**SET PROBLEM:** Exact repetition is required: output every record in full.

>> start

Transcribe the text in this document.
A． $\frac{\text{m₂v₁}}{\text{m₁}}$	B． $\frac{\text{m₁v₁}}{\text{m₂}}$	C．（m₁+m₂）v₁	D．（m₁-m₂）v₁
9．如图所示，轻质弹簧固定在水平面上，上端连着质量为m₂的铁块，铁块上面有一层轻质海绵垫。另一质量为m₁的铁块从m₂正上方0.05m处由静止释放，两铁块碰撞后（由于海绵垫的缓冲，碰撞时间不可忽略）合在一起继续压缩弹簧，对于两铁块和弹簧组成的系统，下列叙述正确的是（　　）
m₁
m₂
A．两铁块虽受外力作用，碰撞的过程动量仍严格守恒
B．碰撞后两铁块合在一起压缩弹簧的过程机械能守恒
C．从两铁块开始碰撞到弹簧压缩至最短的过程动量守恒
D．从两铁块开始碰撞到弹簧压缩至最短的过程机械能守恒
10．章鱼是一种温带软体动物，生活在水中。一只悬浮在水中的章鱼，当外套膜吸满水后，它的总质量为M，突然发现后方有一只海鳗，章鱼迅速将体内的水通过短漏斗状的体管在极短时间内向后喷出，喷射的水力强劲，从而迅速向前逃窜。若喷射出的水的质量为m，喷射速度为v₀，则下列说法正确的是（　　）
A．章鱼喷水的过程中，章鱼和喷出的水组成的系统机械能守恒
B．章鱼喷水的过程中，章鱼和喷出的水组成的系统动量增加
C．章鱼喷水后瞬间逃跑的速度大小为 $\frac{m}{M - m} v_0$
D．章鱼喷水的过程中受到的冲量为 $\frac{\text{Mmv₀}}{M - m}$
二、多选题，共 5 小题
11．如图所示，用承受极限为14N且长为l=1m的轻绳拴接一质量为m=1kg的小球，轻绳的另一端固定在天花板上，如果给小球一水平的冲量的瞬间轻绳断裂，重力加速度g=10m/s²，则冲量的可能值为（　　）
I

>> end

**ANSWER TO THIS PROBLEM:**
Transcribe the text in this document.
A． $\frac{\text{m₂v₁}}{\text{m₁}}$	B． $\frac{\text{m₁v₁}}{\text{m₂}}$	C．（m₁+m₂）v₁	D．（m₁-m₂）v₁
9．如图所示，轻质弹簧固定在水平面上，上端连着质量为m₂的铁块，铁块上面有一层轻质海绵垫。另一质量为m₁的铁块从m₂正上方0.05m处由静止释放，两铁块碰撞后（由于海绵垫的缓冲，碰撞时间不可忽略）合在一起继续压缩弹簧，对于两铁块和弹簧组成的系统，下列叙述正确的是（　　）
m₁
m₂
A．两铁块虽受外力作用，碰撞的过程动量仍严格守恒
B．碰撞后两铁块合在一起压缩弹簧的过程机械能守恒
C．从两铁块开始碰撞到弹簧压缩至最短的过程动量守恒
D．从两铁块开始碰撞到弹簧压缩至最短的过程机械能守恒
10．章鱼是一种温带软体动物，生活在水中。一只悬浮在水中的章鱼，当外套膜吸满水后，它的总质量为M，突然发现后方有一只海鳗，章鱼迅速将体内的水通过短漏斗状的体管在极短时间内向后喷出，喷射的水力强劲，从而迅速向前逃窜。若喷射出的水的质量为m，喷射速度为v₀，则下列说法正确的是（　　）
A．章鱼喷水的过程中，章鱼和喷出的水组成的系统机械能守恒
B．章鱼喷水的过程中，章鱼和喷出的水组成的系统动量增加
C．章鱼喷水后瞬间逃跑的速度大小为 $\frac{m}{M - m} v_0$
D．章鱼喷水的过程中受到的冲量为 $\frac{\text{Mmv₀}}{M - m}$
二、多选题，共 5 小题
11．如图所示，用承受极限为14N且长为l=1m的轻绳拴接一质量为m=1kg的小球，轻绳的另一端固定在天花板上，如果给小球一水平的冲量的瞬间轻绳断裂，重力加速度g=10m/s²，则冲量的可能值为（　　）
I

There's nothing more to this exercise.